- Required task -
Give all of the lines again, with nothing added or dropped.

- Extracted data entries -
(begin)

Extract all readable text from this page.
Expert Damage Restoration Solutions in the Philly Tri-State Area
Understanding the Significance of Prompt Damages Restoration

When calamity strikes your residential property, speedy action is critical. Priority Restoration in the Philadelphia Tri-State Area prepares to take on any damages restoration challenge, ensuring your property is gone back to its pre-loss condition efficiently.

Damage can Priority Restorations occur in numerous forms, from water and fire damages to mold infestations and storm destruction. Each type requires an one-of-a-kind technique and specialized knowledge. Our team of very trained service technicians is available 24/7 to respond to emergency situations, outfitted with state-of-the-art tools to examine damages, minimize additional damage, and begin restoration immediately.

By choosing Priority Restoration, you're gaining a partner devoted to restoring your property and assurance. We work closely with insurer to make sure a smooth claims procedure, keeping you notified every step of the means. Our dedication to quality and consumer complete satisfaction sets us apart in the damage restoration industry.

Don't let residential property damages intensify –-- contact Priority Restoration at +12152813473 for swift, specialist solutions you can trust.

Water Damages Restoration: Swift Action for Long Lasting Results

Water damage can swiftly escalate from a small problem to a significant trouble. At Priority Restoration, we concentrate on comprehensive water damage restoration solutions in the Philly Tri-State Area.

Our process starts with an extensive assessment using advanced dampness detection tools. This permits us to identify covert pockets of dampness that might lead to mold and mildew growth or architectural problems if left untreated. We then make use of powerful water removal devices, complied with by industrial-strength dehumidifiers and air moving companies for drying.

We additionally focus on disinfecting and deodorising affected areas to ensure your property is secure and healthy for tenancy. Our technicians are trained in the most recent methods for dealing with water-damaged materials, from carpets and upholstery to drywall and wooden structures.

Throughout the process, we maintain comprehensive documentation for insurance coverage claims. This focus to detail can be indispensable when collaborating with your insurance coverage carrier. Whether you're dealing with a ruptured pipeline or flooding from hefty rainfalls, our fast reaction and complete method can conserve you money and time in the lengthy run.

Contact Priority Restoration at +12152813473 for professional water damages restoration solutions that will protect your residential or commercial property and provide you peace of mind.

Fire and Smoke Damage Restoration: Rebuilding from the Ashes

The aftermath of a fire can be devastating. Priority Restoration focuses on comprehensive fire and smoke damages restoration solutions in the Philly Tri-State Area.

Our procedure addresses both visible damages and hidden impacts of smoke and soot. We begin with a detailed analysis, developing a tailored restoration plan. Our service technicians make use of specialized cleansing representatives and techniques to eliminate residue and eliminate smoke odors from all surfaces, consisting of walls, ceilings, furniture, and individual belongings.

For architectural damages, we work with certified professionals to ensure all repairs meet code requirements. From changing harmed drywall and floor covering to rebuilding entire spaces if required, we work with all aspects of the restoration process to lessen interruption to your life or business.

(end)

- Solution for this problem -
Extract all readable text from this page.
Expert Damage Restoration Solutions in the Philly Tri-State Area
Understanding the Significance of Prompt Damages Restoration

When calamity strikes your residential property, speedy action is critical. Priority Restoration in the Philadelphia Tri-State Area prepares to take on any damages restoration challenge, ensuring your property is gone back to its pre-loss condition efficiently.

Damage can Priority Restorations occur in numerous forms, from water and fire damages to mold infestations and storm destruction. Each type requires an one-of-a-kind technique and specialized knowledge. Our team of very trained service technicians is available 24/7 to respond to emergency situations, outfitted with state-of-the-art tools to examine damages, minimize additional damage, and begin restoration immediately.

By choosing Priority Restoration, you're gaining a partner devoted to restoring your property and assurance. We work closely with insurer to make sure a smooth claims procedure, keeping you notified every step of the means. Our dedication to quality and consumer complete satisfaction sets us apart in the damage restoration industry.

Don't let residential property damages intensify –-- contact Priority Restoration at +12152813473 for swift, specialist solutions you can trust.

Water Damages Restoration: Swift Action for Long Lasting Results

Water damage can swiftly escalate from a small problem to a significant trouble. At Priority Restoration, we concentrate on comprehensive water damage restoration solutions in the Philly Tri-State Area.

Our process starts with an extensive assessment using advanced dampness detection tools. This permits us to identify covert pockets of dampness that might lead to mold and mildew growth or architectural problems if left untreated. We then make use of powerful water removal devices, complied with by industrial-strength dehumidifiers and air moving companies for drying.

We additionally focus on disinfecting and deodorising affected areas to ensure your property is secure and healthy for tenancy. Our technicians are trained in the most recent methods for dealing with water-damaged materials, from carpets and upholstery to drywall and wooden structures.

Throughout the process, we maintain comprehensive documentation for insurance coverage claims. This focus to detail can be indispensable when collaborating with your insurance coverage carrier. Whether you're dealing with a ruptured pipeline or flooding from hefty rainfalls, our fast reaction and complete method can conserve you money and time in the lengthy run.

Contact Priority Restoration at +12152813473 for professional water damages restoration solutions that will protect your residential or commercial property and provide you peace of mind.

Fire and Smoke Damage Restoration: Rebuilding from the Ashes

The aftermath of a fire can be devastating. Priority Restoration focuses on comprehensive fire and smoke damages restoration solutions in the Philly Tri-State Area.

Our procedure addresses both visible damages and hidden impacts of smoke and soot. We begin with a detailed analysis, developing a tailored restoration plan. Our service technicians make use of specialized cleansing representatives and techniques to eliminate residue and eliminate smoke odors from all surfaces, consisting of walls, ceilings, furniture, and individual belongings.

For architectural damages, we work with certified professionals to ensure all repairs meet code requirements. From changing harmed drywall and floor covering to rebuilding entire spaces if required, we work with all aspects of the restoration process to lessen interruption to your life or business.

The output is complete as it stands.